WHAT THE TASK REQUIRES: Read through the data and report every line in which the word "chasse" occurs.

DATA ROWS:

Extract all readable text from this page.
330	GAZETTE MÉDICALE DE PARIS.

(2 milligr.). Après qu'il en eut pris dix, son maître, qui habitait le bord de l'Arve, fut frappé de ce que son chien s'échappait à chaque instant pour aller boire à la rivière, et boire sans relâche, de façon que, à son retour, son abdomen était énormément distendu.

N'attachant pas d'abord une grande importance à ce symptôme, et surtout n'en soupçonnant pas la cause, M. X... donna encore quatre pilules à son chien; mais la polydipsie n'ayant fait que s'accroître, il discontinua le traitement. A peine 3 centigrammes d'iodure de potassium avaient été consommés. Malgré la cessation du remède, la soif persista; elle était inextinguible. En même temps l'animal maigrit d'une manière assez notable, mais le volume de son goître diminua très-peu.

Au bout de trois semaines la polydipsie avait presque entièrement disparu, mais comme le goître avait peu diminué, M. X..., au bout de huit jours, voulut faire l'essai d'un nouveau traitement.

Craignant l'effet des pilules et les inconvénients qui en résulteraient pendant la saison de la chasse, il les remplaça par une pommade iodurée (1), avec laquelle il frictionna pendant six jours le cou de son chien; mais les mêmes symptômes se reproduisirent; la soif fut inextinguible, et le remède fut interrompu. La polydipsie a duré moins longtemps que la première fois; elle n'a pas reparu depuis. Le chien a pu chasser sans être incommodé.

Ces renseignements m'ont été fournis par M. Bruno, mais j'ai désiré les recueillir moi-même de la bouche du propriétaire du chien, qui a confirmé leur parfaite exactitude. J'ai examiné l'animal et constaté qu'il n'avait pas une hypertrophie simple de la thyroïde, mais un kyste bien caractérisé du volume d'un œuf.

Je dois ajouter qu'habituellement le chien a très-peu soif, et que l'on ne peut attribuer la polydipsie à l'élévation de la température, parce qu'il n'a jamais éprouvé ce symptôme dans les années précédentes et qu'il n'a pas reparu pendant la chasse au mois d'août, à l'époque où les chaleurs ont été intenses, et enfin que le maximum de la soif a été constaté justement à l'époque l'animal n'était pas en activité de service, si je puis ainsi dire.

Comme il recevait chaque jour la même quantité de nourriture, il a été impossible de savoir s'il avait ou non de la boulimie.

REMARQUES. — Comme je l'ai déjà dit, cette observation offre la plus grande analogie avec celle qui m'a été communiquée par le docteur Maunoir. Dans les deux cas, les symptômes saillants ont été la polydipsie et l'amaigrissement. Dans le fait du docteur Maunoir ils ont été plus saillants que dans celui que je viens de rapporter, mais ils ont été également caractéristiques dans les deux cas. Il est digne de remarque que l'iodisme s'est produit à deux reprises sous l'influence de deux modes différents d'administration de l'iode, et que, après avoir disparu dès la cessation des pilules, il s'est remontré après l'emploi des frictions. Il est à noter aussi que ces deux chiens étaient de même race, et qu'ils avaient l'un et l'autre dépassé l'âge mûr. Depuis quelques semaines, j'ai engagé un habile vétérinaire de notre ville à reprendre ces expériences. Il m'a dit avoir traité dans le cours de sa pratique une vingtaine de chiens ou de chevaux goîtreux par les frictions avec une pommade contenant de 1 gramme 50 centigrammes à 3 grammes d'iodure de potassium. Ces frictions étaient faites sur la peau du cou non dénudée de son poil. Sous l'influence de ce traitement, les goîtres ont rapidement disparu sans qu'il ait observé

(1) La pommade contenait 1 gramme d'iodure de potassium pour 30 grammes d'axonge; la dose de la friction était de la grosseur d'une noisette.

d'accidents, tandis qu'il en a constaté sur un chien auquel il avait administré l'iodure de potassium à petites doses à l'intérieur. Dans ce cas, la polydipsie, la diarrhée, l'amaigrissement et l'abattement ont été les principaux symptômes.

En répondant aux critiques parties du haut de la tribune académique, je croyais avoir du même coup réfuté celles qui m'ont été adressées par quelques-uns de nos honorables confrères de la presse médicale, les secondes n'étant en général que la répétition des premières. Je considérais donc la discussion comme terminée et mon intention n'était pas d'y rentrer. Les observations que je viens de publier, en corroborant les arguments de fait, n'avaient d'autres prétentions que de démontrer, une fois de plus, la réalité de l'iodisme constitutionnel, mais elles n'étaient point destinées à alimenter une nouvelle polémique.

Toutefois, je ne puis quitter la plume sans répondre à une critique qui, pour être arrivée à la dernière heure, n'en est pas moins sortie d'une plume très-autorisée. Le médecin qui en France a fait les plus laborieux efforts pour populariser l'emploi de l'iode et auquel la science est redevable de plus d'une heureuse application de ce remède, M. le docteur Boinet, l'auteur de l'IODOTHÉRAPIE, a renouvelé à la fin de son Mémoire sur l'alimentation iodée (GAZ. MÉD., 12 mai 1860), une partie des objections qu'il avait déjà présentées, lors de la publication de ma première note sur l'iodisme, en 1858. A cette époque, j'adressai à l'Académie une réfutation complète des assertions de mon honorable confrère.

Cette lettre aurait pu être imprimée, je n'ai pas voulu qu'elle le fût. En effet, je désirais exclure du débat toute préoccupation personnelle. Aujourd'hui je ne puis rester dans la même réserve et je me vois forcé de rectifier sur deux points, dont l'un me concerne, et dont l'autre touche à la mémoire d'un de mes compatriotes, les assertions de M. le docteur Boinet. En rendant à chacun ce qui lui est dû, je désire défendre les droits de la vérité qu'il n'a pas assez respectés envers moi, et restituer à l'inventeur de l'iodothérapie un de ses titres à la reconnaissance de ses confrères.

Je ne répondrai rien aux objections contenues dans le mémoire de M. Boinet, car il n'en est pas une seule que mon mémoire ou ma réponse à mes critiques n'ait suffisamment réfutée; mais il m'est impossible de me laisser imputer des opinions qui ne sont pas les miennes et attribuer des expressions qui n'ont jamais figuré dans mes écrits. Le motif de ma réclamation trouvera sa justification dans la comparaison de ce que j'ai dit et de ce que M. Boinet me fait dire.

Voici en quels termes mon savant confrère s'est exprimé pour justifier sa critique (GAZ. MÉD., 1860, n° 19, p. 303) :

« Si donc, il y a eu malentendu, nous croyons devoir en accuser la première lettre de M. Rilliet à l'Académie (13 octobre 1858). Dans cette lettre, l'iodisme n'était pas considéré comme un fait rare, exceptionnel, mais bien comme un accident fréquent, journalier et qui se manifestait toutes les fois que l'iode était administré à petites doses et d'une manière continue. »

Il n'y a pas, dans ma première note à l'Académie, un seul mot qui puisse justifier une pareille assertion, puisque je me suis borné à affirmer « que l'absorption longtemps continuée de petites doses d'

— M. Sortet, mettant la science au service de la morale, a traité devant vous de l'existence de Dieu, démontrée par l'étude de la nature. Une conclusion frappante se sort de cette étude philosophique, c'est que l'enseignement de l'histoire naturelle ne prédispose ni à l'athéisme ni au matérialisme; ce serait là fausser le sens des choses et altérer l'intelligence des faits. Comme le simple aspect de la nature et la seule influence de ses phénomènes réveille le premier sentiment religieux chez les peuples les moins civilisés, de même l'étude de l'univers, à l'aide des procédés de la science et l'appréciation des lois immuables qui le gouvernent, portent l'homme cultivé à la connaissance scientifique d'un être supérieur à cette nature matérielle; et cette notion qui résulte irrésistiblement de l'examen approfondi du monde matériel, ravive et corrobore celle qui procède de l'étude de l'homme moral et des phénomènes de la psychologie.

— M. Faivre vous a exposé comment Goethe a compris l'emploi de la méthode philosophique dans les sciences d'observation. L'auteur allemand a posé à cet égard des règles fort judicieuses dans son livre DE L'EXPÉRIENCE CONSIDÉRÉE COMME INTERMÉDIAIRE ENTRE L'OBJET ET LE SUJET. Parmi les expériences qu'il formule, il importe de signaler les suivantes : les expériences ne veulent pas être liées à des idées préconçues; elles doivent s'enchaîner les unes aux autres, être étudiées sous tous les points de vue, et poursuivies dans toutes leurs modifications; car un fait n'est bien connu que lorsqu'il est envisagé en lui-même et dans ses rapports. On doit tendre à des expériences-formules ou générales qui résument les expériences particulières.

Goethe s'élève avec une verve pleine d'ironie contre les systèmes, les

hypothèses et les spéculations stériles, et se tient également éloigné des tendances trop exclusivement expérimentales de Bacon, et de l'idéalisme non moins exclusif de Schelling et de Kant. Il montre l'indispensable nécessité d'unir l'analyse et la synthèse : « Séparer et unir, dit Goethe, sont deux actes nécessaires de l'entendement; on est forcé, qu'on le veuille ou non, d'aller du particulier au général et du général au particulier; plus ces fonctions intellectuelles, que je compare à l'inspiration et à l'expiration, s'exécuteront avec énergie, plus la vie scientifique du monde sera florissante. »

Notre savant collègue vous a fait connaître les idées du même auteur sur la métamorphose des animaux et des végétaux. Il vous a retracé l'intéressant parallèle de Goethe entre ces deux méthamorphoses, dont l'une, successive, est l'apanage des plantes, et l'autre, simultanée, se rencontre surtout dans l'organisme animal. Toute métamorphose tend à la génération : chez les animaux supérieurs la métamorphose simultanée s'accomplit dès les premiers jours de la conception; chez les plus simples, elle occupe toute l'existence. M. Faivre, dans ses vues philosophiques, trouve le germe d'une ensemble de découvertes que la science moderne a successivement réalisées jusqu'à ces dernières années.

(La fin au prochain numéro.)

EXERCISE OUTPUT:
Craignant l'effet des pilules et les inconvénients qui en résulteraient pendant la saison de la chasse, il les remplaça par une pommade iodurée (1), avec laquelle il frictionna pendant six jours le cou de son chien; mais les mêmes symptômes se reproduisirent; la soif fut inextinguible, et le remède fut interrompu. La polydipsie a duré moins longtemps que la première fois; elle n'a pas reparu depuis. Le chien a pu chasser sans être incommodé.
Je dois ajouter qu'habituellement le chien a très-peu soif, et que l'on ne peut attribuer la polydipsie à l'élévation de la température, parce qu'il n'a jamais éprouvé ce symptôme dans les années précédentes et qu'il n'a pas reparu pendant la chasse au mois d'août, à l'époque où les chaleurs ont été intenses, et enfin que le maximum de la soif a été constaté justement à l'époque l'animal n'était pas en activité de service, si je puis ainsi dire.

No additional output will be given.